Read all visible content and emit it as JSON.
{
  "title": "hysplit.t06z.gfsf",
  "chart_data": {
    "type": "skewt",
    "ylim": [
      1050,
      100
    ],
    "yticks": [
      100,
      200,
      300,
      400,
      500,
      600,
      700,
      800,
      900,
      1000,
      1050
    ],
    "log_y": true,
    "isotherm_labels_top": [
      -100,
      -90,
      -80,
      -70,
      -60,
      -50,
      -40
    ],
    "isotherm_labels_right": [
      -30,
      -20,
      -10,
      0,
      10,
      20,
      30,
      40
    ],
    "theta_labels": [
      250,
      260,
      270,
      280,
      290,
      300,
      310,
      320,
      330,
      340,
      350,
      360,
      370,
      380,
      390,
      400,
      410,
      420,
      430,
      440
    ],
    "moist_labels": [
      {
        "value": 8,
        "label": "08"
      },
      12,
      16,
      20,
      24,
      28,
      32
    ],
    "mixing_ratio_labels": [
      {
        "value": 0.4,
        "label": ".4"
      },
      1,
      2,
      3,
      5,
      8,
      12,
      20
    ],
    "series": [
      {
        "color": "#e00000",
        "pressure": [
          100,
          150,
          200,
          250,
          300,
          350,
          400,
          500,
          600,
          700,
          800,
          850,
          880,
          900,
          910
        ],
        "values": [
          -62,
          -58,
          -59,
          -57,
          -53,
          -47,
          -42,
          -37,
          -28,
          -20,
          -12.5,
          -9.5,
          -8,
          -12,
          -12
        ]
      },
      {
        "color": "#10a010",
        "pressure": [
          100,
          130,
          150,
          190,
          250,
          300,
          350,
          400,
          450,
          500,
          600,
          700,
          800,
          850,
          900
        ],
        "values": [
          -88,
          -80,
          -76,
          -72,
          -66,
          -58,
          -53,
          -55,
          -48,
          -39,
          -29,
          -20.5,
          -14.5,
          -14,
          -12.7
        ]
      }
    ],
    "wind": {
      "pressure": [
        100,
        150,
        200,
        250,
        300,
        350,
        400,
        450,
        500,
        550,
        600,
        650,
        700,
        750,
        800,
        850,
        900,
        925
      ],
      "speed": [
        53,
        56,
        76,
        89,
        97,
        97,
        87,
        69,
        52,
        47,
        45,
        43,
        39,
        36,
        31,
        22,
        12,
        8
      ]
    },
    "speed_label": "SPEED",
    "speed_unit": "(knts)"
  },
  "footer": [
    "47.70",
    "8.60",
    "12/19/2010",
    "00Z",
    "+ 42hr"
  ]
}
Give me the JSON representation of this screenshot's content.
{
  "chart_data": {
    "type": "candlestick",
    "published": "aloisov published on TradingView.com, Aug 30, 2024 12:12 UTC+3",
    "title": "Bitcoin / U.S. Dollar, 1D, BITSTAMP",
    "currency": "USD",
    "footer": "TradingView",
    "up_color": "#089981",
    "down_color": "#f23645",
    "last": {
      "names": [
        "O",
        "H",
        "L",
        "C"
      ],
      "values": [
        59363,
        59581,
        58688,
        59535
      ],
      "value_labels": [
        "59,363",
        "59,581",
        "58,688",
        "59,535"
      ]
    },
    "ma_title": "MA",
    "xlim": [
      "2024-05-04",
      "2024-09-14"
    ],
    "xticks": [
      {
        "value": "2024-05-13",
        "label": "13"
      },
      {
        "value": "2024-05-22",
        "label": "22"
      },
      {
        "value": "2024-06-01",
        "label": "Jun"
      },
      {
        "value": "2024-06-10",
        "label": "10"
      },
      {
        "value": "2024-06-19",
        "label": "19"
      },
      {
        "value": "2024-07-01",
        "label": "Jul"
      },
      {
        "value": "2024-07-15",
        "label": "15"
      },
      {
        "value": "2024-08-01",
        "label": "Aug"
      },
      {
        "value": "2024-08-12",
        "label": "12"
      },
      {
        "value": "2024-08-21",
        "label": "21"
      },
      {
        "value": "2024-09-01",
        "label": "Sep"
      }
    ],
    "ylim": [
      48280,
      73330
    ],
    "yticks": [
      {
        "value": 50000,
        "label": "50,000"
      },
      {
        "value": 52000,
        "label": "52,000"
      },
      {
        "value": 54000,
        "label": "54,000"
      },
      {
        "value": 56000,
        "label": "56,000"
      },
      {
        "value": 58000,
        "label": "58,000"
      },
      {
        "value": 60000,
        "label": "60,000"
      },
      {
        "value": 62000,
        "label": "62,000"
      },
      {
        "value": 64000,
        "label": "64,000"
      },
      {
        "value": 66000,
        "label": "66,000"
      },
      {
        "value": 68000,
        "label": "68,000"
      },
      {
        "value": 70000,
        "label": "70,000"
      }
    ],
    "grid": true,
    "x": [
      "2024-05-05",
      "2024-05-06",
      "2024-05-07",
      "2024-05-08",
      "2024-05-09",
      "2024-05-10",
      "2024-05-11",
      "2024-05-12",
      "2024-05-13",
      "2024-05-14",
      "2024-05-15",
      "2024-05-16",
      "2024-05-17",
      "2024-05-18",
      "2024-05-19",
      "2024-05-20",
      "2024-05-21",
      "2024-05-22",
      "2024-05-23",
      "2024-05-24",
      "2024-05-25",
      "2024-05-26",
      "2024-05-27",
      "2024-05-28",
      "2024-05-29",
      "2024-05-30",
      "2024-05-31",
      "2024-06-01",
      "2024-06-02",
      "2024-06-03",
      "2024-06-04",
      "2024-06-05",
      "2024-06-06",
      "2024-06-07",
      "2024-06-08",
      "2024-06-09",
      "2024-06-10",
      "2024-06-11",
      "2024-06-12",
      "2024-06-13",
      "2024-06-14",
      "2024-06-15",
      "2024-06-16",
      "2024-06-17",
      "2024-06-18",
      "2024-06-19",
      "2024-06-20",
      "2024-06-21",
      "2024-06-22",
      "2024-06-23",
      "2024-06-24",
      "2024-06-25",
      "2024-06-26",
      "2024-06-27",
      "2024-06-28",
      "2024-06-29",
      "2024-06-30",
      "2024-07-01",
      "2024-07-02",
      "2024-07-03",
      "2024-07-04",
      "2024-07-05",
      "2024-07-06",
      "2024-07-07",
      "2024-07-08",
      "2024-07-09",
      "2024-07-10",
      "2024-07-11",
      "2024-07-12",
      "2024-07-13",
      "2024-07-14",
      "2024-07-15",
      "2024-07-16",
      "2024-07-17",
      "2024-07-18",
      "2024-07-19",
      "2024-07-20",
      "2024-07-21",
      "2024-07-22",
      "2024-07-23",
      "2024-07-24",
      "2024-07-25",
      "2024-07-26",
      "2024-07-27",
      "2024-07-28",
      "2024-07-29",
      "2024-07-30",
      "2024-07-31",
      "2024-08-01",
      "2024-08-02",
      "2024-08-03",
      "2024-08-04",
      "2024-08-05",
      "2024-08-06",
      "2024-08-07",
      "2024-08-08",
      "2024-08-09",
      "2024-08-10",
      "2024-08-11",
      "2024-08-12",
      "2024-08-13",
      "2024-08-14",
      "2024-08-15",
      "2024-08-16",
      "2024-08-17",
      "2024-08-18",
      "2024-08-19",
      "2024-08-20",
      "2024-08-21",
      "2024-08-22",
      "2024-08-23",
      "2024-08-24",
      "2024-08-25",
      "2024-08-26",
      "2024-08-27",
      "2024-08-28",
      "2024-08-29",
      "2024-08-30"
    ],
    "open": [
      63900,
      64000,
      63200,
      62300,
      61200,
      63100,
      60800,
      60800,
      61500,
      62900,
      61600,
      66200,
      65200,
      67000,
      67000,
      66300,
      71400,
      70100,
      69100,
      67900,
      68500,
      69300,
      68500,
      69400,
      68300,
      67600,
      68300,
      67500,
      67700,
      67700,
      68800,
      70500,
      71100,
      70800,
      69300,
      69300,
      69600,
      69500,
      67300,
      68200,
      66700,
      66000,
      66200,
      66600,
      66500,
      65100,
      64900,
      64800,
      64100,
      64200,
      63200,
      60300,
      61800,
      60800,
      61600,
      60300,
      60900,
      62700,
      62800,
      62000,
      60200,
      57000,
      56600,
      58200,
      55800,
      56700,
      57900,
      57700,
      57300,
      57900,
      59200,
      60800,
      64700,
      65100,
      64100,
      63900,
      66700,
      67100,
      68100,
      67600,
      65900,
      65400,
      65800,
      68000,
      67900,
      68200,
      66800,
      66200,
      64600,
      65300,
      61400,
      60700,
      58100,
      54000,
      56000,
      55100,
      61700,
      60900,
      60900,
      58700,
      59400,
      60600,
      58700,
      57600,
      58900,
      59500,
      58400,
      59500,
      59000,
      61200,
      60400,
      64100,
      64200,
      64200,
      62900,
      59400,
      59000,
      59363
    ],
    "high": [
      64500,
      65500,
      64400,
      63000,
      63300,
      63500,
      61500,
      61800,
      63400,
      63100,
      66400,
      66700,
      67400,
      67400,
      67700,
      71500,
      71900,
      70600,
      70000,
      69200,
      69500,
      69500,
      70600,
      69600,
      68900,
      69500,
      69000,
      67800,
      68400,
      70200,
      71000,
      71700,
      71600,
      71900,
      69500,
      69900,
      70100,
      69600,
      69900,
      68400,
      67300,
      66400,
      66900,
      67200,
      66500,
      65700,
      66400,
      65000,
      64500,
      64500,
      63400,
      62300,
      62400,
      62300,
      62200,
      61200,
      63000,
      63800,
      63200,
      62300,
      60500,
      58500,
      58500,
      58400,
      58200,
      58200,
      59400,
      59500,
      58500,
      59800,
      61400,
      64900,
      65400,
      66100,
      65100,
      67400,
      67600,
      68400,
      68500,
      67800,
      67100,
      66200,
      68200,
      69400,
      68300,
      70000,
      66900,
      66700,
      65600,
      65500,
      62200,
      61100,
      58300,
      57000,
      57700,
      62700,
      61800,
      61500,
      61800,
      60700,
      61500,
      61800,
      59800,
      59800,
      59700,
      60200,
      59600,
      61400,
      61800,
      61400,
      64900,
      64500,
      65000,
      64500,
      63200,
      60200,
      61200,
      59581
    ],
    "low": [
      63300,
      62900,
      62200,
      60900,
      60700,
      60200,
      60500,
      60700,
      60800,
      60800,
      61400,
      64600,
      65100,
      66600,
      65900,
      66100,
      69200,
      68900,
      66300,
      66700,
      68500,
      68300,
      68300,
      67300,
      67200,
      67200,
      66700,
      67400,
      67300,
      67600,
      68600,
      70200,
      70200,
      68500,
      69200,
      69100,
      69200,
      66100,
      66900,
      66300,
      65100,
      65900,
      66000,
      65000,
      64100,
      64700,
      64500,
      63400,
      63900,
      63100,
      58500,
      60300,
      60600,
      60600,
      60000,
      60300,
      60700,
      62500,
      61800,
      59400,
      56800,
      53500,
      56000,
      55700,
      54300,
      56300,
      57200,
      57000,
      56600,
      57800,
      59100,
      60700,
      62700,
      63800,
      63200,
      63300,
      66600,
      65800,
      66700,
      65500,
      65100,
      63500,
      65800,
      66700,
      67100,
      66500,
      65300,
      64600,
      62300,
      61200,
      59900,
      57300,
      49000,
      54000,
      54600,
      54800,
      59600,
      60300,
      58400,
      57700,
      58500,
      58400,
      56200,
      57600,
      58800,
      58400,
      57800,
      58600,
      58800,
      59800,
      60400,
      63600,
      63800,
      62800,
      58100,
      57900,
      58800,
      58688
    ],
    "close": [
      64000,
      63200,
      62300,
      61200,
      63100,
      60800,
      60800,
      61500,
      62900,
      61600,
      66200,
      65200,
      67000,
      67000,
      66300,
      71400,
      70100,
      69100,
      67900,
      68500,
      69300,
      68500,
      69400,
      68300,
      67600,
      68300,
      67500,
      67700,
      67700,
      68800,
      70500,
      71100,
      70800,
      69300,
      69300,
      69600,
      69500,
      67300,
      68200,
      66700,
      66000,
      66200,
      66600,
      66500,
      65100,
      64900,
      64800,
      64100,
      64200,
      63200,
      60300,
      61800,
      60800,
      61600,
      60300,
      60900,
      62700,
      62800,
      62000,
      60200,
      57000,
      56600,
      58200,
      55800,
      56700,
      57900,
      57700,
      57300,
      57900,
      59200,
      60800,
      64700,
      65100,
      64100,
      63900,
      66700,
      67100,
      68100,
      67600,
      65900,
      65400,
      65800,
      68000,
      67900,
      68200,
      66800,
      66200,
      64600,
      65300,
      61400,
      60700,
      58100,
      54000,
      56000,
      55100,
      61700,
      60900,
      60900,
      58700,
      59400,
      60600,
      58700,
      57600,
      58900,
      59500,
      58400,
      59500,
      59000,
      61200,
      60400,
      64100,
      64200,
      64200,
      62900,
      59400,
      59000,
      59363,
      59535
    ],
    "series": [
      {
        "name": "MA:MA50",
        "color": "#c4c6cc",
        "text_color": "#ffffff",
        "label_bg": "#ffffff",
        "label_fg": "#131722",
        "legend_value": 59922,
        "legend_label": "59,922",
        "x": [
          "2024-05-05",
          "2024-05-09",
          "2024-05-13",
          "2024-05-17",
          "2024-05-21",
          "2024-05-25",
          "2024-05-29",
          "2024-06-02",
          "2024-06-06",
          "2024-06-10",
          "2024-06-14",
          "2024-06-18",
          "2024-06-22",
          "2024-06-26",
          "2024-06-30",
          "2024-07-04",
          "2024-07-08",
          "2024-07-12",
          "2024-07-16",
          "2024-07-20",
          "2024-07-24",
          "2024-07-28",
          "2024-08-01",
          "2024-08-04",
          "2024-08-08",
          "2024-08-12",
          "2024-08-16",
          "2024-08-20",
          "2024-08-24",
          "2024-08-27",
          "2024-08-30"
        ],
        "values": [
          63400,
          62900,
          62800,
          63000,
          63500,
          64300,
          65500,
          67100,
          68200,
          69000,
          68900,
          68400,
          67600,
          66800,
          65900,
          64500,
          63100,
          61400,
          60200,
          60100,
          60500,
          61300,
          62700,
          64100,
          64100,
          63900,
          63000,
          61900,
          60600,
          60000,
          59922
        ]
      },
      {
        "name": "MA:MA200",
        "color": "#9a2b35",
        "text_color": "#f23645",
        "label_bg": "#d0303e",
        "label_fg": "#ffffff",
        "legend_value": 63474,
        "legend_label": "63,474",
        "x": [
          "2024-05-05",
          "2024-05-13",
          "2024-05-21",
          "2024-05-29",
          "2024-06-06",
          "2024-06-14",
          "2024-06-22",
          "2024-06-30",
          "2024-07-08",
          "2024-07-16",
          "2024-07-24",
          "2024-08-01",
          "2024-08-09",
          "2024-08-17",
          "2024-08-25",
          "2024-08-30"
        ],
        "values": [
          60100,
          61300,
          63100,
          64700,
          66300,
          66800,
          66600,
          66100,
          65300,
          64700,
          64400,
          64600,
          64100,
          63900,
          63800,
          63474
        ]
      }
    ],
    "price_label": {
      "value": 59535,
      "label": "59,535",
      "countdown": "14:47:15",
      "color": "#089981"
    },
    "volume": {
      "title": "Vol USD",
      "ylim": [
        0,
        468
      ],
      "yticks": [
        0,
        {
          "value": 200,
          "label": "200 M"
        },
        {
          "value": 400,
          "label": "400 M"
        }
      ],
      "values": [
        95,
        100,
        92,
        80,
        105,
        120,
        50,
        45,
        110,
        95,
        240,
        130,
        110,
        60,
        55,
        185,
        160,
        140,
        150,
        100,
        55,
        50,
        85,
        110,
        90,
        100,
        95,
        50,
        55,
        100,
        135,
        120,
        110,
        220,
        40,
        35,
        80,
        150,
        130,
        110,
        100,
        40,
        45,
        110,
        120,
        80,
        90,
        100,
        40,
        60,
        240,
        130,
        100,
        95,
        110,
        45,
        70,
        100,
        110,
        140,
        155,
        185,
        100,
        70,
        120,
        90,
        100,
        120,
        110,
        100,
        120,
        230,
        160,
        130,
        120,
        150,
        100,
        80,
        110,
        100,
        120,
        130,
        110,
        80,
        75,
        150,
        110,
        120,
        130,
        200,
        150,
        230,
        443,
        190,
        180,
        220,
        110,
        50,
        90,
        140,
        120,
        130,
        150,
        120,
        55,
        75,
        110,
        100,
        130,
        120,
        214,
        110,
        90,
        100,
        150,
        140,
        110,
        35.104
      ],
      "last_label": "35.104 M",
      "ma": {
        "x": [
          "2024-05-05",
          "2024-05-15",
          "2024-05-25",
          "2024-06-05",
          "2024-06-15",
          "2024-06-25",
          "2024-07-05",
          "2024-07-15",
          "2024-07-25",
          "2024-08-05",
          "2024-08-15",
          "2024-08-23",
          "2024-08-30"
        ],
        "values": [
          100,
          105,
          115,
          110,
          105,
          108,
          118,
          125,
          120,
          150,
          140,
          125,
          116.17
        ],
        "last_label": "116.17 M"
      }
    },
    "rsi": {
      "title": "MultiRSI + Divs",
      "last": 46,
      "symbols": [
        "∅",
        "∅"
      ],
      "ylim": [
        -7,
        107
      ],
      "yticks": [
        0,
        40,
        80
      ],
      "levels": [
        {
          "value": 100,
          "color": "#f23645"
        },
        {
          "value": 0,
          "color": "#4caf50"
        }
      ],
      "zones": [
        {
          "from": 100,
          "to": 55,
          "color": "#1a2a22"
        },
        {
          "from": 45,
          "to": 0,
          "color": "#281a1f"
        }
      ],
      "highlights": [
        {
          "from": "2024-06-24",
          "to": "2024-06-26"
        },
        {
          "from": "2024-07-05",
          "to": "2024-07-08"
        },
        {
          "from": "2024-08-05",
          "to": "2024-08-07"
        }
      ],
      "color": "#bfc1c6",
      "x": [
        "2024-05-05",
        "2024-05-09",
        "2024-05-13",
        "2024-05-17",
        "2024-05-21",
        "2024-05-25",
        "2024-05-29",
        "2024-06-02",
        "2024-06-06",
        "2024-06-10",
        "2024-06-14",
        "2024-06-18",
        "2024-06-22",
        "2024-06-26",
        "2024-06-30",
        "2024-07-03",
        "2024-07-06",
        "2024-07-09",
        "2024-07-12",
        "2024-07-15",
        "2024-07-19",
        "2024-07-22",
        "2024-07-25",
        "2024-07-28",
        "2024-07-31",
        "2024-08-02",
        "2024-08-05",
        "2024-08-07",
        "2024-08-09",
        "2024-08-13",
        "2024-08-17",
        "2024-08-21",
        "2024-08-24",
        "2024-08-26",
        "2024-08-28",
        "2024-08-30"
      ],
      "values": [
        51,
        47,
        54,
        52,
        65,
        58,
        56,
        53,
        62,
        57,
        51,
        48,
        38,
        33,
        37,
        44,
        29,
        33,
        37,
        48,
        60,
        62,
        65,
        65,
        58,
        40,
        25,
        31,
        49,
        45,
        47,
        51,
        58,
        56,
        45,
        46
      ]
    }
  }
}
::::
Read through the lines above and collect those that contain the string "TradingView".

    "published": "aloisov published on TradingView.com, Aug 30, 2024 12:12 UTC+3",
    "footer": "TradingView",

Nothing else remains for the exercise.